◆ What this task involves: Scan the material for the word "dollar", and copy each line where it shows up.

◆ Source data:
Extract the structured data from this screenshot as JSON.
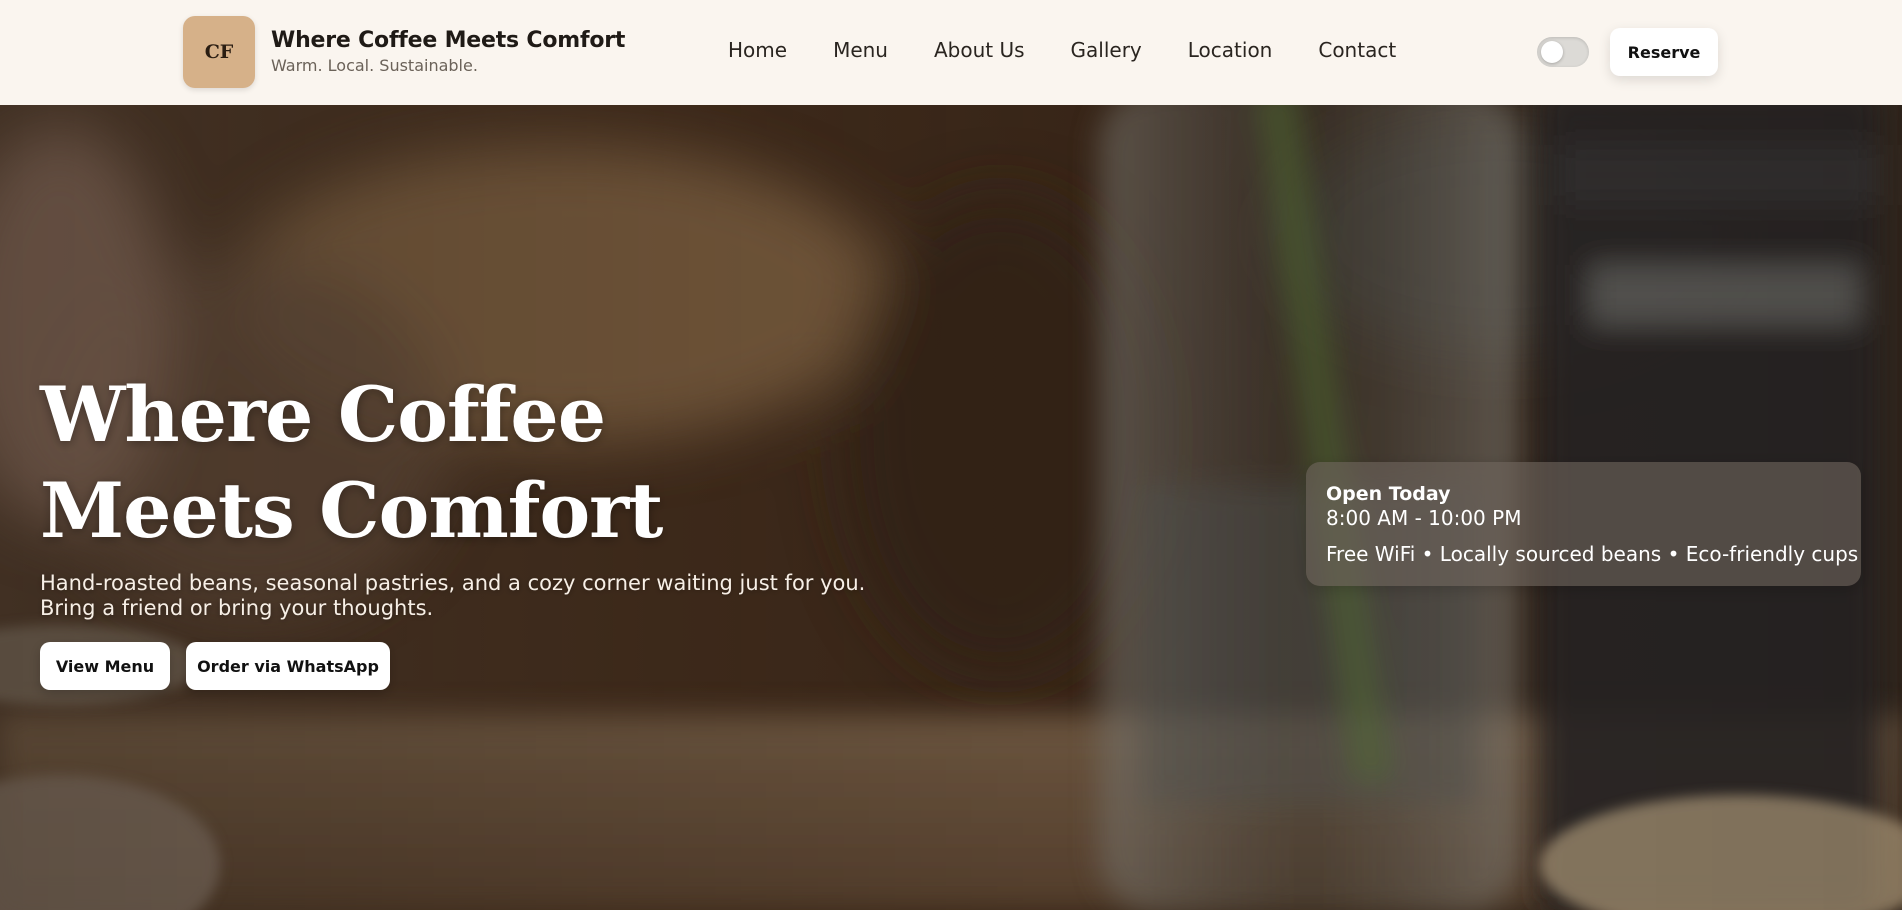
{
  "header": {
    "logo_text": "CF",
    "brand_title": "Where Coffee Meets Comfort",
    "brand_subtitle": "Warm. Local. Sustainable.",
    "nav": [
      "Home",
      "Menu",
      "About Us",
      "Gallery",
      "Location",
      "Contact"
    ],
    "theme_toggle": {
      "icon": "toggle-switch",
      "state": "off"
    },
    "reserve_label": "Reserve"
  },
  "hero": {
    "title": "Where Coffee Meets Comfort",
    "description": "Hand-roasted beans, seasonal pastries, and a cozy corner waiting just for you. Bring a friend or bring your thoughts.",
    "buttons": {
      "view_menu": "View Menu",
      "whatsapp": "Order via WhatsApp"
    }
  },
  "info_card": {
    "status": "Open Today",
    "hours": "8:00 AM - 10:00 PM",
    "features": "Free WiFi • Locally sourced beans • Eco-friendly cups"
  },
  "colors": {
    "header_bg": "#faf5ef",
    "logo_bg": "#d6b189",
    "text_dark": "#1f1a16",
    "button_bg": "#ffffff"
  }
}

--

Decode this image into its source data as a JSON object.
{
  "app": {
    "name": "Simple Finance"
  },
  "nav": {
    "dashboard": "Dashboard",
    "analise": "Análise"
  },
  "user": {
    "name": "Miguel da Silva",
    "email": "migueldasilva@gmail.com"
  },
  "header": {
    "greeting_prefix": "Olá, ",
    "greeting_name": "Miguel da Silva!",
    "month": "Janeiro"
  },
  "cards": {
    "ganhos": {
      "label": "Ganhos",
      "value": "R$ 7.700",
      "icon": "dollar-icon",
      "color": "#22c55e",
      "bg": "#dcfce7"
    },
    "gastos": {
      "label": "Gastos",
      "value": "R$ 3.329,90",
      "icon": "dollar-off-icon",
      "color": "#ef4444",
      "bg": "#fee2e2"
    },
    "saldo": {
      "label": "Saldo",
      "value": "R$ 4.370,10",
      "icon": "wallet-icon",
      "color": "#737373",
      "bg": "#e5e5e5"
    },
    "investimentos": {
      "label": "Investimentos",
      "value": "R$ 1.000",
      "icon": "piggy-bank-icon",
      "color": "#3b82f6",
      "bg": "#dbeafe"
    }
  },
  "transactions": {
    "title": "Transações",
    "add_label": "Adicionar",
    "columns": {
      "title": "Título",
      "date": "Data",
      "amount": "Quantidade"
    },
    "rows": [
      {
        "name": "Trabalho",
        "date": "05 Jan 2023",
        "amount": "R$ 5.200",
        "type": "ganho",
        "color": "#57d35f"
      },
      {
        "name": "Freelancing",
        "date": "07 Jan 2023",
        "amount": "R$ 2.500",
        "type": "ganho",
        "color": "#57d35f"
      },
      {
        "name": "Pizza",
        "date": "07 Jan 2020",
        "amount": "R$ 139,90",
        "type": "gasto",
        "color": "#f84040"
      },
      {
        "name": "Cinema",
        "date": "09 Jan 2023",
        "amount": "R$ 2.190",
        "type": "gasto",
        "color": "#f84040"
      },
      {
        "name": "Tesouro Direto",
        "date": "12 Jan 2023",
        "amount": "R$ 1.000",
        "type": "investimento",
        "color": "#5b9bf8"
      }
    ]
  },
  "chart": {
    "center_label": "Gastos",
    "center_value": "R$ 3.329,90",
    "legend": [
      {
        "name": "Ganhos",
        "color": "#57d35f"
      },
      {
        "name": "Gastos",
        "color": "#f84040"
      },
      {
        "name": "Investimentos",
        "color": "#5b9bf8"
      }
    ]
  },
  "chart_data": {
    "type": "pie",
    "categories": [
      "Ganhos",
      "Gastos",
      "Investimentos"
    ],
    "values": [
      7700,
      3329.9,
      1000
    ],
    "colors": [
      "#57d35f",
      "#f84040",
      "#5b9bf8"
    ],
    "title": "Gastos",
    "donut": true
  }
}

◆ The answer:
      "icon": "dollar-icon",
      "icon": "dollar-off-icon",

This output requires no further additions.